EXERCISE REQUIREMENTS: Where the word "title" occurs in a line, return that line.

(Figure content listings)
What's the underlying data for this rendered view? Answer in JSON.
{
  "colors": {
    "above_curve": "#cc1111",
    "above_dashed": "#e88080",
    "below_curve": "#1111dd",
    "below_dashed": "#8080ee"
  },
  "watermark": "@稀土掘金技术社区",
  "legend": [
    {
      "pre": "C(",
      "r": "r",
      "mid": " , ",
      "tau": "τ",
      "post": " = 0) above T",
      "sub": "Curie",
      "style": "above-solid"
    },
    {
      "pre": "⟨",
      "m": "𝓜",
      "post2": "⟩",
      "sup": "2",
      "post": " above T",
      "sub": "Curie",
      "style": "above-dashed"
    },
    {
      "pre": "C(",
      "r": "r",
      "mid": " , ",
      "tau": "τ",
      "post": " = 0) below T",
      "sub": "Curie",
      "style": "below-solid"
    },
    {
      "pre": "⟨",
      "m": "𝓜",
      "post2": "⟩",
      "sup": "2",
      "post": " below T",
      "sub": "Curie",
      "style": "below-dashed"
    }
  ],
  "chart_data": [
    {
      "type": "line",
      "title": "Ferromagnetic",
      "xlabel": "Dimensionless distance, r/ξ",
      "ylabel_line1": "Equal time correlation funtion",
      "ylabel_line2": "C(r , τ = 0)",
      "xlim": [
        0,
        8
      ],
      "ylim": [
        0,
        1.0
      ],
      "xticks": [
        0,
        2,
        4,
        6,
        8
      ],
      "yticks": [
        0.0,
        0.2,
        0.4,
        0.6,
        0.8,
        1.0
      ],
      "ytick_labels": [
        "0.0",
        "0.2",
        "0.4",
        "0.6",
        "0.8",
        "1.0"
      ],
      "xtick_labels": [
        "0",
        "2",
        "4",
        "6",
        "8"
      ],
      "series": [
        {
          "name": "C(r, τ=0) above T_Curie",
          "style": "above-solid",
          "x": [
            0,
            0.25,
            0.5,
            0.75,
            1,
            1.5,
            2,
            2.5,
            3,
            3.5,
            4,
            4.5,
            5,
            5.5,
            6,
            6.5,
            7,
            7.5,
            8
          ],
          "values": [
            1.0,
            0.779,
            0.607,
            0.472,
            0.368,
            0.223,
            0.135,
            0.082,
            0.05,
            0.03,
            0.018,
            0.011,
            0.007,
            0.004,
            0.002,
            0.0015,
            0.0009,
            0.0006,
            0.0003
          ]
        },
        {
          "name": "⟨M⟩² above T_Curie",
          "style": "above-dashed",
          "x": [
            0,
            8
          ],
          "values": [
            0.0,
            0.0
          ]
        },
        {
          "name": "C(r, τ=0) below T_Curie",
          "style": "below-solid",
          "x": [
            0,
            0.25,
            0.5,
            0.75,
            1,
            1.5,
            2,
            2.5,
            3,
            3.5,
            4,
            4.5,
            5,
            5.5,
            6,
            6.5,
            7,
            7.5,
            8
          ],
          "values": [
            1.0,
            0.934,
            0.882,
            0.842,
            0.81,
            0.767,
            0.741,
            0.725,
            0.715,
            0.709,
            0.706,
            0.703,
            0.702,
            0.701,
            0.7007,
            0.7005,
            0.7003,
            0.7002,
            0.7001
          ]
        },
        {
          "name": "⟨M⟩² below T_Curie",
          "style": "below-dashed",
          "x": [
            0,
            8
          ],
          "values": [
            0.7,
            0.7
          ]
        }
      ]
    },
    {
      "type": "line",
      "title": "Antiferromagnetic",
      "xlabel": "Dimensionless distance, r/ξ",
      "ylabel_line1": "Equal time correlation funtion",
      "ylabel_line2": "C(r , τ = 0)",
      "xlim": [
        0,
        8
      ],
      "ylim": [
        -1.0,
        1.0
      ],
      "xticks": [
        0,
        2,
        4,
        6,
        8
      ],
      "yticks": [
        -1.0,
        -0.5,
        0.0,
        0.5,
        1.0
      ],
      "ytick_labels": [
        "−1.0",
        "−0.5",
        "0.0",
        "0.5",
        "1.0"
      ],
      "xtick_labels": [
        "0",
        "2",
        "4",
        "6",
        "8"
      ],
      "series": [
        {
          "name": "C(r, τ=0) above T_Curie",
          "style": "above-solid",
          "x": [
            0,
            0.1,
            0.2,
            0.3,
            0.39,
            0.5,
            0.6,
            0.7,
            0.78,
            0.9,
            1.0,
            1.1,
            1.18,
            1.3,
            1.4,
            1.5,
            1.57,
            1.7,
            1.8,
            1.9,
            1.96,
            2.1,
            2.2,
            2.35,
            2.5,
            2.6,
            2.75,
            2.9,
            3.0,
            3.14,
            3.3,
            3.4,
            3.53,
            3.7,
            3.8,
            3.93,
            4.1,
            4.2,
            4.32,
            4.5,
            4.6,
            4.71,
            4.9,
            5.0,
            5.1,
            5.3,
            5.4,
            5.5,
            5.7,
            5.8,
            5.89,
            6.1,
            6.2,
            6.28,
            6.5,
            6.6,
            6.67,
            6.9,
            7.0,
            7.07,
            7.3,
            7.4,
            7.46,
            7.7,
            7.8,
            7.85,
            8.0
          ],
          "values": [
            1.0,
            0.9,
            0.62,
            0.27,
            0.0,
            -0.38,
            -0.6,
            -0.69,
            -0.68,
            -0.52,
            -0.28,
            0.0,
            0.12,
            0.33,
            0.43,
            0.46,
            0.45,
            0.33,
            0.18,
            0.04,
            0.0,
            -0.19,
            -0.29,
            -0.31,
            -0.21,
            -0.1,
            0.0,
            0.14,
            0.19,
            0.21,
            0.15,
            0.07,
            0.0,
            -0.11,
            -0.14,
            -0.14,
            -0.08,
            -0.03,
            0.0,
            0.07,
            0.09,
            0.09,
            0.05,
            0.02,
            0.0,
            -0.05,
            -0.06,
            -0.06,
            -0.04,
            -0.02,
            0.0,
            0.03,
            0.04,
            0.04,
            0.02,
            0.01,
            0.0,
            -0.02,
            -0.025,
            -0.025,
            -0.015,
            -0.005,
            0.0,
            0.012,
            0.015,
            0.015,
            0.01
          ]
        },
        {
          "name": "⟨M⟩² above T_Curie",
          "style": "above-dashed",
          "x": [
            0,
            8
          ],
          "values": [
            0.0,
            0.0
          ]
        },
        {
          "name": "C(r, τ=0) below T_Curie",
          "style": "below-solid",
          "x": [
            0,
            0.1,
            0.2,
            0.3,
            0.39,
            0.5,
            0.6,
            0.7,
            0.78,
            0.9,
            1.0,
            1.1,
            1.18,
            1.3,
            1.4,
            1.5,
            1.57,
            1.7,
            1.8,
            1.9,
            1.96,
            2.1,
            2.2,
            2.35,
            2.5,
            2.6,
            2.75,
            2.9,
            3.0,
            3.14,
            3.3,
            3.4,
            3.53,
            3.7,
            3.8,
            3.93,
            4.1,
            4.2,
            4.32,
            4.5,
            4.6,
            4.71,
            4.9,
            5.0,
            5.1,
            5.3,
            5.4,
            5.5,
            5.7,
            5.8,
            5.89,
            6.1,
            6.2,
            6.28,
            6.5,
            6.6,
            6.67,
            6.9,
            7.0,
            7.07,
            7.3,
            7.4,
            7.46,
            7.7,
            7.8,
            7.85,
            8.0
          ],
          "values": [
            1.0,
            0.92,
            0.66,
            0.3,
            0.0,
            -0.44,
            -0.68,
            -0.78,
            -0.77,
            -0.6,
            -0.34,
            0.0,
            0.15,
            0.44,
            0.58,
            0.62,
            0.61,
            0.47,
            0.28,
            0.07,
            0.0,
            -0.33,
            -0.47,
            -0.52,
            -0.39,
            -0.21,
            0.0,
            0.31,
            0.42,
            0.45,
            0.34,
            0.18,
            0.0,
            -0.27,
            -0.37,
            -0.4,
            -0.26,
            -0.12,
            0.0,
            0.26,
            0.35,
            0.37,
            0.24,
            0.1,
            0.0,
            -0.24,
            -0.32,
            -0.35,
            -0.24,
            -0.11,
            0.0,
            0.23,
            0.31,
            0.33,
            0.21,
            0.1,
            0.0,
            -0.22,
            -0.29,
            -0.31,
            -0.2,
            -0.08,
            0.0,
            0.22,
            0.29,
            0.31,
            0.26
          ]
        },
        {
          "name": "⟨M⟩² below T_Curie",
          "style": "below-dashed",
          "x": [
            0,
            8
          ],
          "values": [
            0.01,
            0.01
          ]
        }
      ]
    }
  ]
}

COMPLETE ANSWER:
      "title": "Ferromagnetic",
      "title": "Antiferromagnetic",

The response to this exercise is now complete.